**Set exercise:** Omit every picture and write out the rest of the records exactly.

══ Material provided ══

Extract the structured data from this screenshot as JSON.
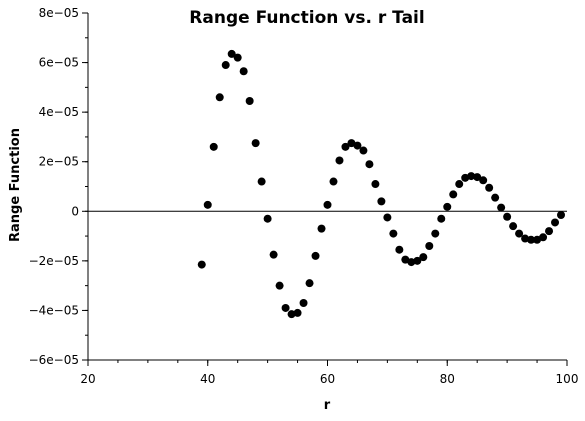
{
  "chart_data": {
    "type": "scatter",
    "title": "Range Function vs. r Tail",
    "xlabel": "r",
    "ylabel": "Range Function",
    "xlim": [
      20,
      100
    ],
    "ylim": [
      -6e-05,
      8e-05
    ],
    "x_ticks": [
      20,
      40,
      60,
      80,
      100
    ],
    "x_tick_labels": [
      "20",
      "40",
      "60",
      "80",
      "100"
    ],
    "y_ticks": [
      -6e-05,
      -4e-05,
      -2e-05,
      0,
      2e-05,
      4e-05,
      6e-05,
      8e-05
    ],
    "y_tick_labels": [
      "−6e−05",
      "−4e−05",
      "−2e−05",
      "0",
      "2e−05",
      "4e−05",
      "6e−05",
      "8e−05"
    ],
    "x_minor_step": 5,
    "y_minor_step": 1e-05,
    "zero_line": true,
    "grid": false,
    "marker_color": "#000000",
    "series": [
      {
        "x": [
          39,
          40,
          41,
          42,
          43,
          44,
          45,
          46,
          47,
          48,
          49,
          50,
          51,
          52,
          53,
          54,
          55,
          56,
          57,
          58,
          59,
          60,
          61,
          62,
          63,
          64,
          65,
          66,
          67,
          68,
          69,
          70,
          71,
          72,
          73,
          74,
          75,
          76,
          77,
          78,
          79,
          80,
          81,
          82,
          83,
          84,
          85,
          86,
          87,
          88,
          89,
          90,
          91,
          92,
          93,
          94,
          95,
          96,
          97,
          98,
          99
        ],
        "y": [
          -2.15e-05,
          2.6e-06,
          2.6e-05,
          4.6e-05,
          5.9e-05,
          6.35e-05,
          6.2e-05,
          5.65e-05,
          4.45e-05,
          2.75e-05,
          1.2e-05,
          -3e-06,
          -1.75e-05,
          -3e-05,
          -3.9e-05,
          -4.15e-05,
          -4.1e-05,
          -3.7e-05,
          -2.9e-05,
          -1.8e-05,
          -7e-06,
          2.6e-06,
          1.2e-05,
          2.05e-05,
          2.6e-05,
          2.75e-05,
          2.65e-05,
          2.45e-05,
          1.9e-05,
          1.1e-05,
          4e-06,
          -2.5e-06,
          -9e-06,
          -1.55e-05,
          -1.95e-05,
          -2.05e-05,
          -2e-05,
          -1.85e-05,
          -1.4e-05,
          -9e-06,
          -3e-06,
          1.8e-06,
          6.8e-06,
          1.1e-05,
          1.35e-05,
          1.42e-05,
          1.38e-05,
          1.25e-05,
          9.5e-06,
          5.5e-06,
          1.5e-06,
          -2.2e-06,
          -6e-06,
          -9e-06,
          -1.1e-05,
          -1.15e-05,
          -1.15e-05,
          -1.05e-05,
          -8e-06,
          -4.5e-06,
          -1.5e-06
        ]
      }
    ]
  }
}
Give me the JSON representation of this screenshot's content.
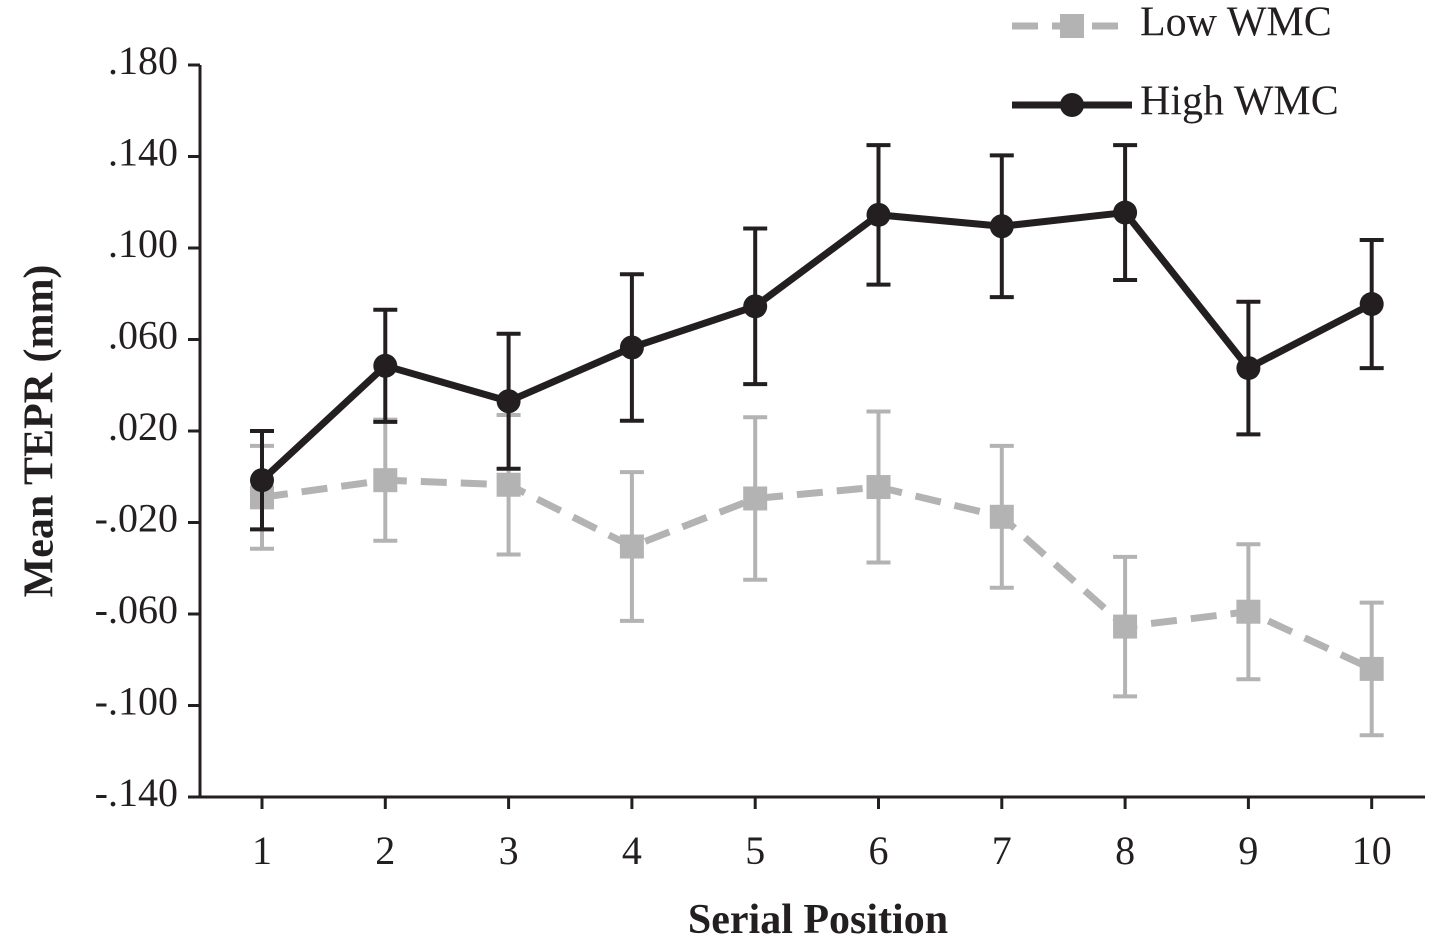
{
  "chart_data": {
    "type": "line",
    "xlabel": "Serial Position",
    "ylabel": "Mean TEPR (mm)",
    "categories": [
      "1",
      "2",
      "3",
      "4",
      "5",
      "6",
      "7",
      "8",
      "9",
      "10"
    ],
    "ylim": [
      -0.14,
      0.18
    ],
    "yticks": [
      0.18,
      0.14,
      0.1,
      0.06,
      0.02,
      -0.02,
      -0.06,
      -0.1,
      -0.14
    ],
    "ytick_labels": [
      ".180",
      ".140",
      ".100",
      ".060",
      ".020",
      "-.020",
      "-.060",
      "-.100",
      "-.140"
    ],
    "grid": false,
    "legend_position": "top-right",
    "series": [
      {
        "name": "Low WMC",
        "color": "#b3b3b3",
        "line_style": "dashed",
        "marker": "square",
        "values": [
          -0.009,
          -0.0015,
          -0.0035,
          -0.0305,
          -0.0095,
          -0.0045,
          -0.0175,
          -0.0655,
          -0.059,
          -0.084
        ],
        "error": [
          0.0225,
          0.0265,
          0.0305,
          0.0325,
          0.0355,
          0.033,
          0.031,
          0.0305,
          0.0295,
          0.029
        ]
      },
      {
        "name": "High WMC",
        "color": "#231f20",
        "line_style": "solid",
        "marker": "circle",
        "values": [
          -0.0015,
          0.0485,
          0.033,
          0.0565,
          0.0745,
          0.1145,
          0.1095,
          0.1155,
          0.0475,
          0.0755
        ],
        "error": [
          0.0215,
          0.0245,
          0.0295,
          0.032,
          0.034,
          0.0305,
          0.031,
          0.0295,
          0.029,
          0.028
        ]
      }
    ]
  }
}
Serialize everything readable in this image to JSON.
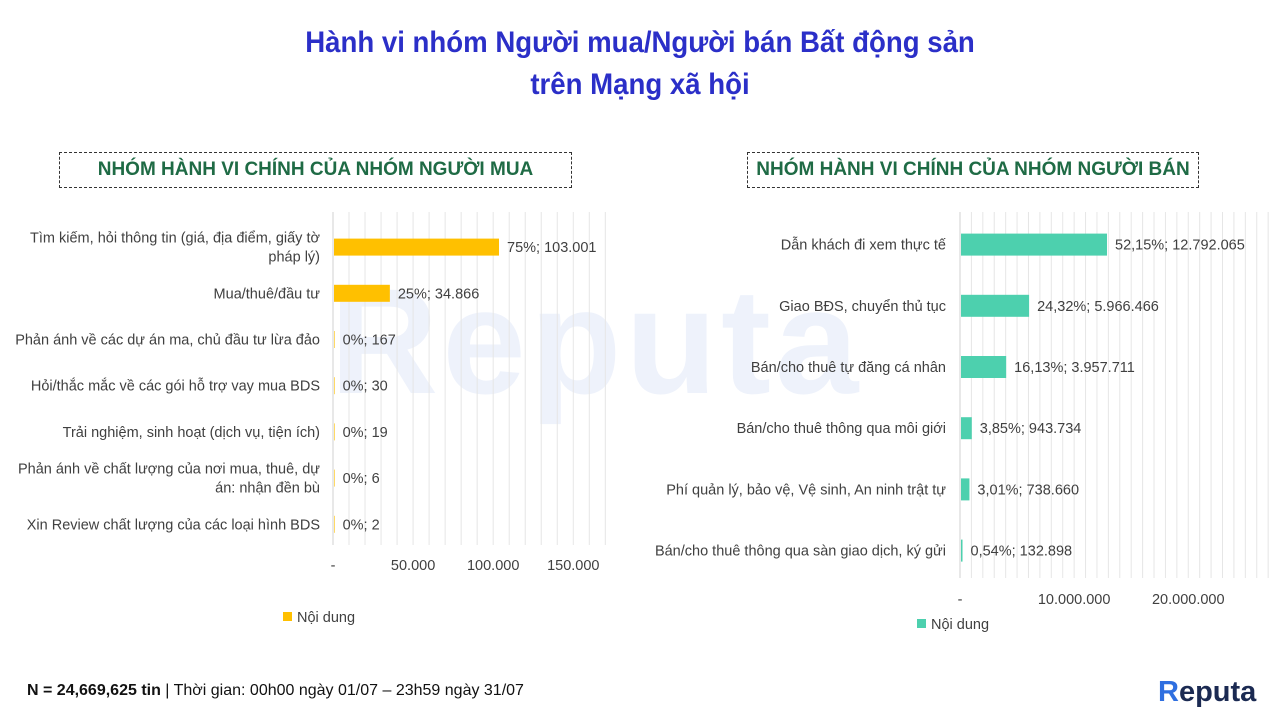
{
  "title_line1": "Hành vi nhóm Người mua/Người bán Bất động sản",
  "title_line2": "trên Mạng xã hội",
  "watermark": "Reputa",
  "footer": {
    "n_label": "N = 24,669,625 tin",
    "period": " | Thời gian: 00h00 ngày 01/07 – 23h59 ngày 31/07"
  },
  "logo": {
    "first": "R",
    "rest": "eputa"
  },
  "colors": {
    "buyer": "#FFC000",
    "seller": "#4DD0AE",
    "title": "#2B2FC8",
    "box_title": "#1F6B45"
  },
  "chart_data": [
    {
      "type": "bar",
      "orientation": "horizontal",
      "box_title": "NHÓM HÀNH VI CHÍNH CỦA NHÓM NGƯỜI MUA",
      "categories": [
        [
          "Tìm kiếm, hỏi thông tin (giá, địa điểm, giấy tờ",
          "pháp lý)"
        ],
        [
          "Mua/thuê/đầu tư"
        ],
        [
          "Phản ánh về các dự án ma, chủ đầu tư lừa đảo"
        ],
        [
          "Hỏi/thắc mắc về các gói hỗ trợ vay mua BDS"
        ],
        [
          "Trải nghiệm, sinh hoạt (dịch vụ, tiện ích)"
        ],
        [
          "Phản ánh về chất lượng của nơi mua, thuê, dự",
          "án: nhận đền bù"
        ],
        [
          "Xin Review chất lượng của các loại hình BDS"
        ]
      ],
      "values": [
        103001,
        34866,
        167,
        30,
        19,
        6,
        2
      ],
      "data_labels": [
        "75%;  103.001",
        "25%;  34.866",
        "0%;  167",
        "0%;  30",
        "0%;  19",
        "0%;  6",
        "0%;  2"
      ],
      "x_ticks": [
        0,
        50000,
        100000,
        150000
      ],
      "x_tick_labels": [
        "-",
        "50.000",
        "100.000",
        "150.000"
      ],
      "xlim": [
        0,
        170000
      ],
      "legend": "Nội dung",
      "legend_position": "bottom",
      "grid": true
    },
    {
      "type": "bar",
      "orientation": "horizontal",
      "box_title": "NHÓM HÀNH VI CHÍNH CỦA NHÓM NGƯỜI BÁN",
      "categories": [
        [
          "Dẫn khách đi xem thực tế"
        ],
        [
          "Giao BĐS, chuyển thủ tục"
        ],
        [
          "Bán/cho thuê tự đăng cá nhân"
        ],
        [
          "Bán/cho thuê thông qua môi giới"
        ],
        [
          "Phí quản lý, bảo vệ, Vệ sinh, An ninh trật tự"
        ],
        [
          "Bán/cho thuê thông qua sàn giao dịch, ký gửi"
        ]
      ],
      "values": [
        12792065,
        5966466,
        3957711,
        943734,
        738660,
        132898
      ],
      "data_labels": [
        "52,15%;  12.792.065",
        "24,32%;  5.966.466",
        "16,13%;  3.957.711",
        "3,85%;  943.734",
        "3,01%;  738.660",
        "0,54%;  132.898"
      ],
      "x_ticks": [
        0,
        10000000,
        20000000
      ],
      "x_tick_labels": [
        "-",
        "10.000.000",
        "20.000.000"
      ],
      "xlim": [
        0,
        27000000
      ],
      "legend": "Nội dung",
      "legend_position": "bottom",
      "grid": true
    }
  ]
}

═══

**Output of the task:**
Extract the structured data from this screenshot as JSON.
{
  "chart_data": {
    "type": "scatter",
    "title": "Range Function vs. r Tail",
    "xlabel": "r",
    "ylabel": "Range Function",
    "xlim": [
      20,
      100
    ],
    "ylim": [
      -6e-05,
      8e-05
    ],
    "x_ticks": [
      20,
      40,
      60,
      80,
      100
    ],
    "x_tick_labels": [
      "20",
      "40",
      "60",
      "80",
      "100"
    ],
    "y_ticks": [
      -6e-05,
      -4e-05,
      -2e-05,
      0,
      2e-05,
      4e-05,
      6e-05,
      8e-05
    ],
    "y_tick_labels": [
      "−6e−05",
      "−4e−05",
      "−2e−05",
      "0",
      "2e−05",
      "4e−05",
      "6e−05",
      "8e−05"
    ],
    "x_minor_step": 5,
    "y_minor_step": 1e-05,
    "zero_line": true,
    "grid": false,
    "marker_color": "#000000",
    "series": [
      {
        "x": [
          39,
          40,
          41,
          42,
          43,
          44,
          45,
          46,
          47,
          48,
          49,
          50,
          51,
          52,
          53,
          54,
          55,
          56,
          57,
          58,
          59,
          60,
          61,
          62,
          63,
          64,
          65,
          66,
          67,
          68,
          69,
          70,
          71,
          72,
          73,
          74,
          75,
          76,
          77,
          78,
          79,
          80,
          81,
          82,
          83,
          84,
          85,
          86,
          87,
          88,
          89,
          90,
          91,
          92,
          93,
          94,
          95,
          96,
          97,
          98,
          99
        ],
        "y": [
          -2.15e-05,
          2.6e-06,
          2.6e-05,
          4.6e-05,
          5.9e-05,
          6.35e-05,
          6.2e-05,
          5.65e-05,
          4.45e-05,
          2.75e-05,
          1.2e-05,
          -3e-06,
          -1.75e-05,
          -3e-05,
          -3.9e-05,
          -4.15e-05,
          -4.1e-05,
          -3.7e-05,
          -2.9e-05,
          -1.8e-05,
          -7e-06,
          2.6e-06,
          1.2e-05,
          2.05e-05,
          2.6e-05,
          2.75e-05,
          2.65e-05,
          2.45e-05,
          1.9e-05,
          1.1e-05,
          4e-06,
          -2.5e-06,
          -9e-06,
          -1.55e-05,
          -1.95e-05,
          -2.05e-05,
          -2e-05,
          -1.85e-05,
          -1.4e-05,
          -9e-06,
          -3e-06,
          1.8e-06,
          6.8e-06,
          1.1e-05,
          1.35e-05,
          1.42e-05,
          1.38e-05,
          1.25e-05,
          9.5e-06,
          5.5e-06,
          1.5e-06,
          -2.2e-06,
          -6e-06,
          -9e-06,
          -1.1e-05,
          -1.15e-05,
          -1.15e-05,
          -1.05e-05,
          -8e-06,
          -4.5e-06,
          -1.5e-06
        ]
      }
    ]
  }
}
Give me the JSON representation of this screenshot's content.
{
  "chart_data": {
    "type": "line",
    "xlabel": "Serial Position",
    "ylabel": "Mean TEPR (mm)",
    "categories": [
      "1",
      "2",
      "3",
      "4",
      "5",
      "6",
      "7",
      "8",
      "9",
      "10"
    ],
    "ylim": [
      -0.14,
      0.18
    ],
    "yticks": [
      0.18,
      0.14,
      0.1,
      0.06,
      0.02,
      -0.02,
      -0.06,
      -0.1,
      -0.14
    ],
    "ytick_labels": [
      ".180",
      ".140",
      ".100",
      ".060",
      ".020",
      "-.020",
      "-.060",
      "-.100",
      "-.140"
    ],
    "grid": false,
    "legend_position": "top-right",
    "series": [
      {
        "name": "Low WMC",
        "color": "#b3b3b3",
        "line_style": "dashed",
        "marker": "square",
        "values": [
          -0.009,
          -0.0015,
          -0.0035,
          -0.0305,
          -0.0095,
          -0.0045,
          -0.0175,
          -0.0655,
          -0.059,
          -0.084
        ],
        "error": [
          0.0225,
          0.0265,
          0.0305,
          0.0325,
          0.0355,
          0.033,
          0.031,
          0.0305,
          0.0295,
          0.029
        ]
      },
      {
        "name": "High WMC",
        "color": "#231f20",
        "line_style": "solid",
        "marker": "circle",
        "values": [
          -0.0015,
          0.0485,
          0.033,
          0.0565,
          0.0745,
          0.1145,
          0.1095,
          0.1155,
          0.0475,
          0.0755
        ],
        "error": [
          0.0215,
          0.0245,
          0.0295,
          0.032,
          0.034,
          0.0305,
          0.031,
          0.0295,
          0.029,
          0.028
        ]
      }
    ]
  }
}
Serialize everything readable in this image to JSON.
{
  "title_line1": "Hành vi nhóm Người mua/Người bán Bất động sản",
  "title_line2": "trên Mạng xã hội",
  "watermark": "Reputa",
  "footer": {
    "n_label": "N = 24,669,625 tin",
    "period": " | Thời gian: 00h00 ngày 01/07 – 23h59 ngày 31/07"
  },
  "logo": {
    "first": "R",
    "rest": "eputa"
  },
  "colors": {
    "buyer": "#FFC000",
    "seller": "#4DD0AE",
    "title": "#2B2FC8",
    "box_title": "#1F6B45"
  },
  "chart_data": [
    {
      "type": "bar",
      "orientation": "horizontal",
      "box_title": "NHÓM HÀNH VI CHÍNH CỦA NHÓM NGƯỜI MUA",
      "categories": [
        [
          "Tìm kiếm, hỏi thông tin (giá, địa điểm, giấy tờ",
          "pháp lý)"
        ],
        [
          "Mua/thuê/đầu tư"
        ],
        [
          "Phản ánh về các dự án ma, chủ đầu tư lừa đảo"
        ],
        [
          "Hỏi/thắc mắc về các gói hỗ trợ vay mua BDS"
        ],
        [
          "Trải nghiệm, sinh hoạt (dịch vụ, tiện ích)"
        ],
        [
          "Phản ánh về chất lượng của nơi mua, thuê, dự",
          "án: nhận đền bù"
        ],
        [
          "Xin Review chất lượng của các loại hình BDS"
        ]
      ],
      "values": [
        103001,
        34866,
        167,
        30,
        19,
        6,
        2
      ],
      "data_labels": [
        "75%;  103.001",
        "25%;  34.866",
        "0%;  167",
        "0%;  30",
        "0%;  19",
        "0%;  6",
        "0%;  2"
      ],
      "x_ticks": [
        0,
        50000,
        100000,
        150000
      ],
      "x_tick_labels": [
        "-",
        "50.000",
        "100.000",
        "150.000"
      ],
      "xlim": [
        0,
        170000
      ],
      "legend": "Nội dung",
      "legend_position": "bottom",
      "grid": true
    },
    {
      "type": "bar",
      "orientation": "horizontal",
      "box_title": "NHÓM HÀNH VI CHÍNH CỦA NHÓM NGƯỜI BÁN",
      "categories": [
        [
          "Dẫn khách đi xem thực tế"
        ],
        [
          "Giao BĐS, chuyển thủ tục"
        ],
        [
          "Bán/cho thuê tự đăng cá nhân"
        ],
        [
          "Bán/cho thuê thông qua môi giới"
        ],
        [
          "Phí quản lý, bảo vệ, Vệ sinh, An ninh trật tự"
        ],
        [
          "Bán/cho thuê thông qua sàn giao dịch, ký gửi"
        ]
      ],
      "values": [
        12792065,
        5966466,
        3957711,
        943734,
        738660,
        132898
      ],
      "data_labels": [
        "52,15%;  12.792.065",
        "24,32%;  5.966.466",
        "16,13%;  3.957.711",
        "3,85%;  943.734",
        "3,01%;  738.660",
        "0,54%;  132.898"
      ],
      "x_ticks": [
        0,
        10000000,
        20000000
      ],
      "x_tick_labels": [
        "-",
        "10.000.000",
        "20.000.000"
      ],
      "xlim": [
        0,
        27000000
      ],
      "legend": "Nội dung",
      "legend_position": "bottom",
      "grid": true
    }
  ]
}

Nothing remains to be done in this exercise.